(Dataset excerpts)

►

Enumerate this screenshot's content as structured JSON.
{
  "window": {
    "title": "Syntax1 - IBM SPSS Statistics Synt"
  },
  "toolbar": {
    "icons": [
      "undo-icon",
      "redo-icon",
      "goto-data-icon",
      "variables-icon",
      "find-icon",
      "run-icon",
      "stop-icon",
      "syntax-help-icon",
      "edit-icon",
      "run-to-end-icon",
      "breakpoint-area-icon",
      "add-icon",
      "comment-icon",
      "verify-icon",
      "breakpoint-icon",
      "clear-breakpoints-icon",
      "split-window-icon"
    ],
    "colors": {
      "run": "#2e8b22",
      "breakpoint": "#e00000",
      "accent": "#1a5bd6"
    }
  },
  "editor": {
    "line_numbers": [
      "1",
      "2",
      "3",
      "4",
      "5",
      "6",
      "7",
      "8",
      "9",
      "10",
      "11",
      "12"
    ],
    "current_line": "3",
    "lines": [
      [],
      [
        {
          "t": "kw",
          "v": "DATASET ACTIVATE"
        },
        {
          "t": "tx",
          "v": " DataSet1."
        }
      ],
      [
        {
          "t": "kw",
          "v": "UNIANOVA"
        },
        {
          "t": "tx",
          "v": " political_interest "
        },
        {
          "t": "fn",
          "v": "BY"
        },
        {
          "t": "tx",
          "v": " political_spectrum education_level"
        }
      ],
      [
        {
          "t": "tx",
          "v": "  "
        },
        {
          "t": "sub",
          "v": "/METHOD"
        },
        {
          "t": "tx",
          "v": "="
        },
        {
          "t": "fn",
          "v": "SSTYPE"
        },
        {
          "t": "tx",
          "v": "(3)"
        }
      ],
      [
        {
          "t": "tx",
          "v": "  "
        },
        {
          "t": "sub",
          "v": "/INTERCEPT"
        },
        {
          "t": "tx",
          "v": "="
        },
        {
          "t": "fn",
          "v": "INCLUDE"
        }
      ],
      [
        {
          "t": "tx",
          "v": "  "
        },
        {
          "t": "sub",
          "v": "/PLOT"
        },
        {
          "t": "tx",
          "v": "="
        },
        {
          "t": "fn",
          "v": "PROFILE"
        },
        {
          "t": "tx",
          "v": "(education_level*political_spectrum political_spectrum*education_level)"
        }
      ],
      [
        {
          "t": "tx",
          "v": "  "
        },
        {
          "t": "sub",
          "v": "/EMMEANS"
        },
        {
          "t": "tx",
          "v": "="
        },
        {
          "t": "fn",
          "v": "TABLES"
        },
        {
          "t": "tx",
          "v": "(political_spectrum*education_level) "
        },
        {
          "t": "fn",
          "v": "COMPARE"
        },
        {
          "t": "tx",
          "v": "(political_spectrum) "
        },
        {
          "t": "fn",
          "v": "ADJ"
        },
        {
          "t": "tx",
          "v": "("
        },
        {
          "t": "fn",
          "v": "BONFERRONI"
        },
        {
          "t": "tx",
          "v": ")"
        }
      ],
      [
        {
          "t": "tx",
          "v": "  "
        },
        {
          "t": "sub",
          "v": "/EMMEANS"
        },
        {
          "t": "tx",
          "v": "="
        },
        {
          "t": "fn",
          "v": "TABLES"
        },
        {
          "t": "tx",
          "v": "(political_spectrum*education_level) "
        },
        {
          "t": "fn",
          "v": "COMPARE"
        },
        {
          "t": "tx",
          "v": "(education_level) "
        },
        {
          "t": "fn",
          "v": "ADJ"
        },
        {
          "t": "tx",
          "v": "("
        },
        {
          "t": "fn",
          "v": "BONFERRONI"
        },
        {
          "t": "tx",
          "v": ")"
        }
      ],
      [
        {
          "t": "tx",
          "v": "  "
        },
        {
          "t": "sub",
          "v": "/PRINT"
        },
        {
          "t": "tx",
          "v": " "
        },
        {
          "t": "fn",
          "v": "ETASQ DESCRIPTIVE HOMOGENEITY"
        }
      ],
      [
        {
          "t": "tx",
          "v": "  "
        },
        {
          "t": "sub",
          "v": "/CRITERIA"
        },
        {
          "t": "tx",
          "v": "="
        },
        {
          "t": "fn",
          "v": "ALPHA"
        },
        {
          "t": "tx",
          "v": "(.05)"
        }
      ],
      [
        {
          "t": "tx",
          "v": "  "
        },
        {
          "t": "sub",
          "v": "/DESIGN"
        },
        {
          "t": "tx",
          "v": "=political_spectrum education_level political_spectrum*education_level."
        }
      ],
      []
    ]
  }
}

◄

- _Exercise description_:
Show the data once more, exactly as it was written.

- _Reply_:
Enumerate this screenshot's content as structured JSON.
{
  "window": {
    "title": "Syntax1 - IBM SPSS Statistics Synt"
  },
  "toolbar": {
    "icons": [
      "undo-icon",
      "redo-icon",
      "goto-data-icon",
      "variables-icon",
      "find-icon",
      "run-icon",
      "stop-icon",
      "syntax-help-icon",
      "edit-icon",
      "run-to-end-icon",
      "breakpoint-area-icon",
      "add-icon",
      "comment-icon",
      "verify-icon",
      "breakpoint-icon",
      "clear-breakpoints-icon",
      "split-window-icon"
    ],
    "colors": {
      "run": "#2e8b22",
      "breakpoint": "#e00000",
      "accent": "#1a5bd6"
    }
  },
  "editor": {
    "line_numbers": [
      "1",
      "2",
      "3",
      "4",
      "5",
      "6",
      "7",
      "8",
      "9",
      "10",
      "11",
      "12"
    ],
    "current_line": "3",
    "lines": [
      [],
      [
        {
          "t": "kw",
          "v": "DATASET ACTIVATE"
        },
        {
          "t": "tx",
          "v": " DataSet1."
        }
      ],
      [
        {
          "t": "kw",
          "v": "UNIANOVA"
        },
        {
          "t": "tx",
          "v": " political_interest "
        },
        {
          "t": "fn",
          "v": "BY"
        },
        {
          "t": "tx",
          "v": " political_spectrum education_level"
        }
      ],
      [
        {
          "t": "tx",
          "v": "  "
        },
        {
          "t": "sub",
          "v": "/METHOD"
        },
        {
          "t": "tx",
          "v": "="
        },
        {
          "t": "fn",
          "v": "SSTYPE"
        },
        {
          "t": "tx",
          "v": "(3)"
        }
      ],
      [
        {
          "t": "tx",
          "v": "  "
        },
        {
          "t": "sub",
          "v": "/INTERCEPT"
        },
        {
          "t": "tx",
          "v": "="
        },
        {
          "t": "fn",
          "v": "INCLUDE"
        }
      ],
      [
        {
          "t": "tx",
          "v": "  "
        },
        {
          "t": "sub",
          "v": "/PLOT"
        },
        {
          "t": "tx",
          "v": "="
        },
        {
          "t": "fn",
          "v": "PROFILE"
        },
        {
          "t": "tx",
          "v": "(education_level*political_spectrum political_spectrum*education_level)"
        }
      ],
      [
        {
          "t": "tx",
          "v": "  "
        },
        {
          "t": "sub",
          "v": "/EMMEANS"
        },
        {
          "t": "tx",
          "v": "="
        },
        {
          "t": "fn",
          "v": "TABLES"
        },
        {
          "t": "tx",
          "v": "(political_spectrum*education_level) "
        },
        {
          "t": "fn",
          "v": "COMPARE"
        },
        {
          "t": "tx",
          "v": "(political_spectrum) "
        },
        {
          "t": "fn",
          "v": "ADJ"
        },
        {
          "t": "tx",
          "v": "("
        },
        {
          "t": "fn",
          "v": "BONFERRONI"
        },
        {
          "t": "tx",
          "v": ")"
        }
      ],
      [
        {
          "t": "tx",
          "v": "  "
        },
        {
          "t": "sub",
          "v": "/EMMEANS"
        },
        {
          "t": "tx",
          "v": "="
        },
        {
          "t": "fn",
          "v": "TABLES"
        },
        {
          "t": "tx",
          "v": "(political_spectrum*education_level) "
        },
        {
          "t": "fn",
          "v": "COMPARE"
        },
        {
          "t": "tx",
          "v": "(education_level) "
        },
        {
          "t": "fn",
          "v": "ADJ"
        },
        {
          "t": "tx",
          "v": "("
        },
        {
          "t": "fn",
          "v": "BONFERRONI"
        },
        {
          "t": "tx",
          "v": ")"
        }
      ],
      [
        {
          "t": "tx",
          "v": "  "
        },
        {
          "t": "sub",
          "v": "/PRINT"
        },
        {
          "t": "tx",
          "v": " "
        },
        {
          "t": "fn",
          "v": "ETASQ DESCRIPTIVE HOMOGENEITY"
        }
      ],
      [
        {
          "t": "tx",
          "v": "  "
        },
        {
          "t": "sub",
          "v": "/CRITERIA"
        },
        {
          "t": "tx",
          "v": "="
        },
        {
          "t": "fn",
          "v": "ALPHA"
        },
        {
          "t": "tx",
          "v": "(.05)"
        }
      ],
      [
        {
          "t": "tx",
          "v": "  "
        },
        {
          "t": "sub",
          "v": "/DESIGN"
        },
        {
          "t": "tx",
          "v": "=political_spectrum education_level political_spectrum*education_level."
        }
      ],
      []
    ]
  }
}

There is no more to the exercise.